### Required task
Return the listing below unchanged, minus its pictures.

### Records shown
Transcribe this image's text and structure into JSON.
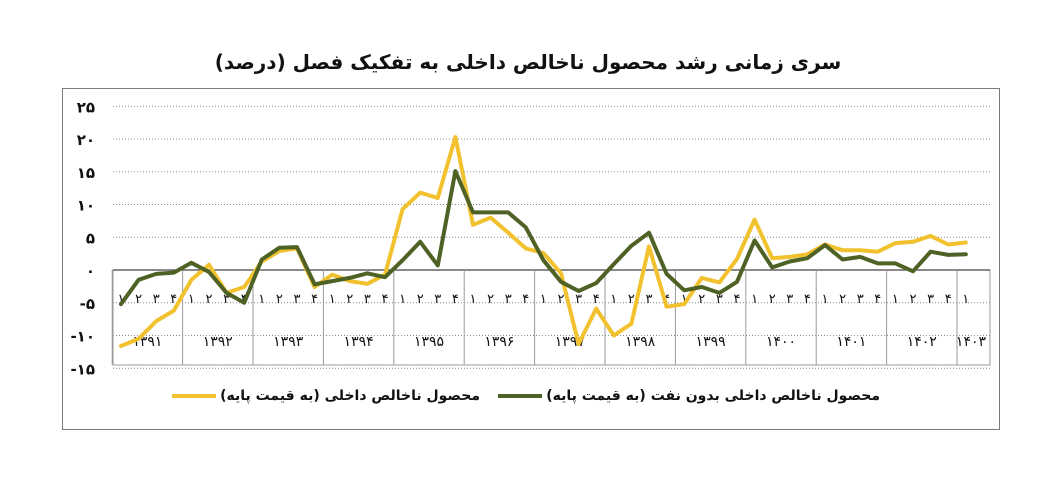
{
  "title": "سری زمانی رشد محصول ناخالص داخلی به تفکیک فصل (درصد)",
  "chart_data": {
    "type": "line",
    "title": "سری زمانی رشد محصول ناخالص داخلی به تفکیک فصل (درصد)",
    "ylim": [
      -15,
      25
    ],
    "yticks": [
      {
        "v": 25,
        "label": "۲۵"
      },
      {
        "v": 20,
        "label": "۲۰"
      },
      {
        "v": 15,
        "label": "۱۵"
      },
      {
        "v": 10,
        "label": "۱۰"
      },
      {
        "v": 5,
        "label": "۵"
      },
      {
        "v": 0,
        "label": "۰"
      },
      {
        "v": -5,
        "label": "-۵"
      },
      {
        "v": -10,
        "label": "-۱۰"
      },
      {
        "v": -15,
        "label": "-۱۵"
      }
    ],
    "years": [
      "۱۳۹۱",
      "۱۳۹۲",
      "۱۳۹۳",
      "۱۳۹۴",
      "۱۳۹۵",
      "۱۳۹۶",
      "۱۳۹۷",
      "۱۳۹۸",
      "۱۳۹۹",
      "۱۴۰۰",
      "۱۴۰۱",
      "۱۴۰۲",
      "۱۴۰۳"
    ],
    "quarter_labels": [
      "۱",
      "۲",
      "۳",
      "۴"
    ],
    "grid": true,
    "legend_position": "bottom",
    "series": [
      {
        "name": "محصول ناخالص داخلی (به قیمت پایه)",
        "color": "#f2c12e",
        "values": [
          -11.6,
          -10.5,
          -7.8,
          -6.2,
          -1.5,
          0.8,
          -3.5,
          -2.6,
          1.3,
          2.9,
          3.3,
          -2.6,
          -0.7,
          -1.7,
          -2.1,
          -0.7,
          9.3,
          11.8,
          11.0,
          20.3,
          6.9,
          8.0,
          5.7,
          3.3,
          2.6,
          -0.5,
          -11.3,
          -5.9,
          -10.0,
          -8.2,
          3.6,
          -5.6,
          -5.2,
          -1.2,
          -1.9,
          1.7,
          7.7,
          1.8,
          2.0,
          2.4,
          3.9,
          3.0,
          3.0,
          2.8,
          4.1,
          4.3,
          5.2,
          3.9,
          4.2
        ]
      },
      {
        "name": "محصول ناخالص داخلی بدون نفت (به قیمت پایه)",
        "color": "#4e6225",
        "values": [
          -5.2,
          -1.5,
          -0.6,
          -0.4,
          1.1,
          -0.3,
          -3.5,
          -5.0,
          1.6,
          3.4,
          3.5,
          -2.2,
          -1.7,
          -1.2,
          -0.5,
          -1.1,
          1.5,
          4.3,
          0.7,
          15.1,
          8.8,
          8.8,
          8.8,
          6.5,
          1.5,
          -1.8,
          -3.2,
          -2.0,
          0.9,
          3.7,
          5.7,
          -0.6,
          -3.1,
          -2.6,
          -3.5,
          -1.8,
          4.5,
          0.4,
          1.3,
          1.8,
          3.8,
          1.6,
          2.0,
          1.0,
          1.0,
          -0.2,
          2.8,
          2.3,
          2.4
        ]
      }
    ]
  }
}
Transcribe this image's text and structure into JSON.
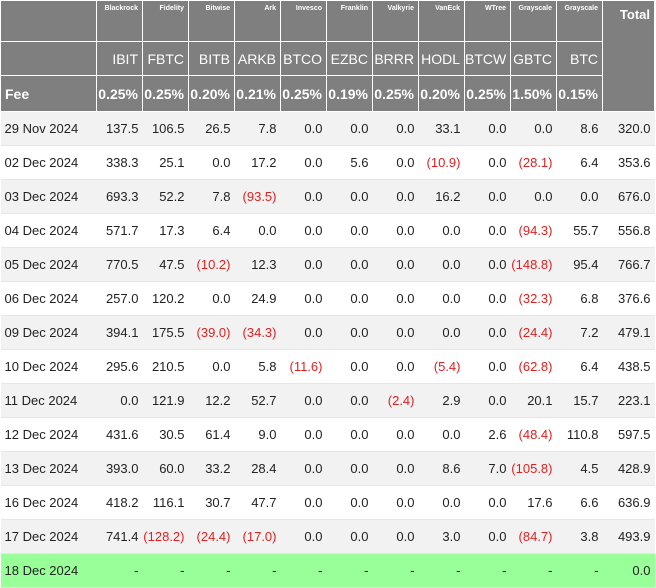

### Final answer
Transcribe this image's text and structure into JSON.
{
  "title": "سری زمانی رشد محصول ناخالص داخلی به تفکیک فصل (درصد)",
  "chart_data": {
    "type": "line",
    "title": "سری زمانی رشد محصول ناخالص داخلی به تفکیک فصل (درصد)",
    "ylim": [
      -15,
      25
    ],
    "yticks": [
      {
        "v": 25,
        "label": "۲۵"
      },
      {
        "v": 20,
        "label": "۲۰"
      },
      {
        "v": 15,
        "label": "۱۵"
      },
      {
        "v": 10,
        "label": "۱۰"
      },
      {
        "v": 5,
        "label": "۵"
      },
      {
        "v": 0,
        "label": "۰"
      },
      {
        "v": -5,
        "label": "-۵"
      },
      {
        "v": -10,
        "label": "-۱۰"
      },
      {
        "v": -15,
        "label": "-۱۵"
      }
    ],
    "years": [
      "۱۳۹۱",
      "۱۳۹۲",
      "۱۳۹۳",
      "۱۳۹۴",
      "۱۳۹۵",
      "۱۳۹۶",
      "۱۳۹۷",
      "۱۳۹۸",
      "۱۳۹۹",
      "۱۴۰۰",
      "۱۴۰۱",
      "۱۴۰۲",
      "۱۴۰۳"
    ],
    "quarter_labels": [
      "۱",
      "۲",
      "۳",
      "۴"
    ],
    "grid": true,
    "legend_position": "bottom",
    "series": [
      {
        "name": "محصول ناخالص داخلی (به قیمت پایه)",
        "color": "#f2c12e",
        "values": [
          -11.6,
          -10.5,
          -7.8,
          -6.2,
          -1.5,
          0.8,
          -3.5,
          -2.6,
          1.3,
          2.9,
          3.3,
          -2.6,
          -0.7,
          -1.7,
          -2.1,
          -0.7,
          9.3,
          11.8,
          11.0,
          20.3,
          6.9,
          8.0,
          5.7,
          3.3,
          2.6,
          -0.5,
          -11.3,
          -5.9,
          -10.0,
          -8.2,
          3.6,
          -5.6,
          -5.2,
          -1.2,
          -1.9,
          1.7,
          7.7,
          1.8,
          2.0,
          2.4,
          3.9,
          3.0,
          3.0,
          2.8,
          4.1,
          4.3,
          5.2,
          3.9,
          4.2
        ]
      },
      {
        "name": "محصول ناخالص داخلی بدون نفت (به قیمت پایه)",
        "color": "#4e6225",
        "values": [
          -5.2,
          -1.5,
          -0.6,
          -0.4,
          1.1,
          -0.3,
          -3.5,
          -5.0,
          1.6,
          3.4,
          3.5,
          -2.2,
          -1.7,
          -1.2,
          -0.5,
          -1.1,
          1.5,
          4.3,
          0.7,
          15.1,
          8.8,
          8.8,
          8.8,
          6.5,
          1.5,
          -1.8,
          -3.2,
          -2.0,
          0.9,
          3.7,
          5.7,
          -0.6,
          -3.1,
          -2.6,
          -3.5,
          -1.8,
          4.5,
          0.4,
          1.3,
          1.8,
          3.8,
          1.6,
          2.0,
          1.0,
          1.0,
          -0.2,
          2.8,
          2.3,
          2.4
        ]
      }
    ]
  }
}
Transcribe this image's text and structure into JSON.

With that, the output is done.